--- BEGIN DATA LINES ---

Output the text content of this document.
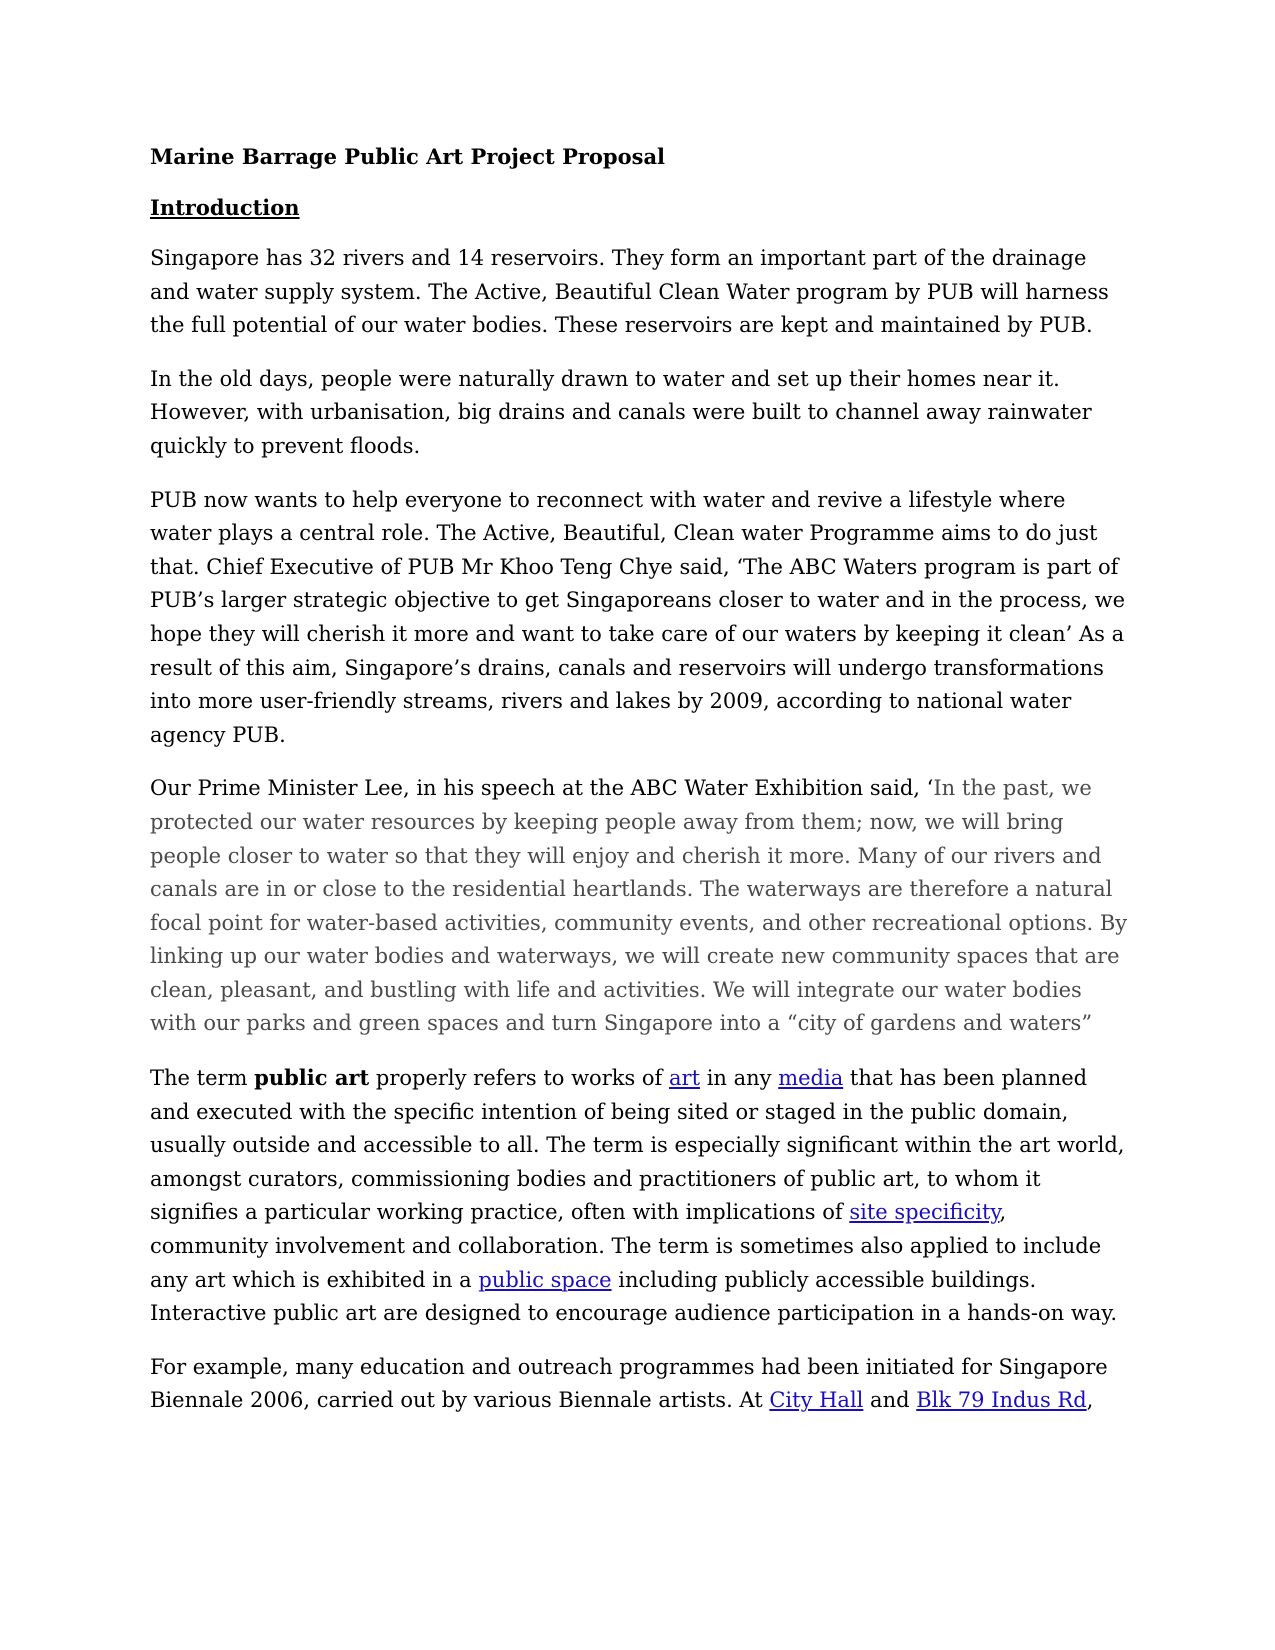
Marine Barrage Public Art Project Proposal
Introduction

Singapore has 32 rivers and 14 reservoirs. They form an important part of the drainage and water supply system. The Active, Beautiful Clean Water program by PUB will harness the full potential of our water bodies. These reservoirs are kept and maintained by PUB.

In the old days, people were naturally drawn to water and set up their homes near it. However, with urbanisation, big drains and canals were built to channel away rainwater quickly to prevent floods.

PUB now wants to help everyone to reconnect with water and revive a lifestyle where water plays a central role. The Active, Beautiful, Clean water Programme aims to do just that. Chief Executive of PUB Mr Khoo Teng Chye said, ‘The ABC Waters program is part of PUB’s larger strategic objective to get Singaporeans closer to water and in the process, we hope they will cherish it more and want to take care of our waters by keeping it clean’ As a result of this aim, Singapore’s drains, canals and reservoirs will undergo transformations into more user-friendly streams, rivers and lakes by 2009, according to national water agency PUB.

Our Prime Minister Lee, in his speech at the ABC Water Exhibition said, ‘In the past, we protected our water resources by keeping people away from them; now, we will bring people closer to water so that they will enjoy and cherish it more. Many of our rivers and canals are in or close to the residential heartlands. The waterways are therefore a natural focal point for water-based activities, community events, and other recreational options. By linking up our water bodies and waterways, we will create new community spaces that are clean, pleasant, and bustling with life and activities. We will integrate our water bodies with our parks and green spaces and turn Singapore into a “city of gardens and waters”

The term public art properly refers to works of art in any media that has been planned and executed with the specific intention of being sited or staged in the public domain, usually outside and accessible to all. The term is especially significant within the art world, amongst curators, commissioning bodies and practitioners of public art, to whom it signifies a particular working practice, often with implications of site specificity, community involvement and collaboration. The term is sometimes also applied to include any art which is exhibited in a public space including publicly accessible buildings. Interactive public art are designed to encourage audience participation in a hands-on way.

For example, many education and outreach programmes had been initiated for Singapore Biennale 2006, carried out by various Biennale artists. At City Hall and Blk 79 Indus Rd,
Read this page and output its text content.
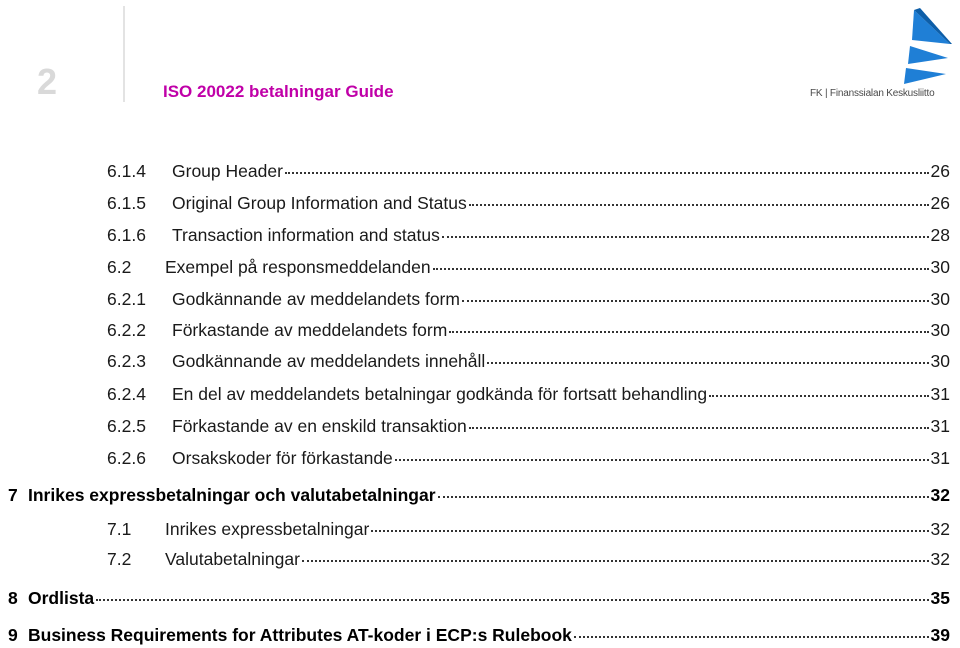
2	ISO 20022 betalningar Guide	FK | Finanssialan Keskusliitto
6.1.4	Group Header	26
6.1.5	Original Group Information and Status	26
6.1.6	Transaction information and status	28
6.2	Exempel på responsmeddelanden	30
6.2.1	Godkännande av meddelandets form	30
6.2.2	Förkastande av meddelandets form	30
6.2.3	Godkännande av meddelandets innehåll	30
6.2.4	En del av meddelandets betalningar godkända för fortsatt behandling	31
6.2.5	Förkastande av en enskild transaktion	31
6.2.6	Orsakskoder för förkastande	31
7 Inrikes expressbetalningar och valutabetalningar	32
7.1	Inrikes expressbetalningar	32
7.2	Valutabetalningar	32
8 Ordlista	35
9 Business Requirements for Attributes AT-koder i ECP:s Rulebook	39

--- END DATA LINES ---

WORK INSTRUCTIONS: For each line of the listing that holds the word "content", show that line.

COMPLETE ANSWER:
Output the text content of this document.
Read this page and output its text content.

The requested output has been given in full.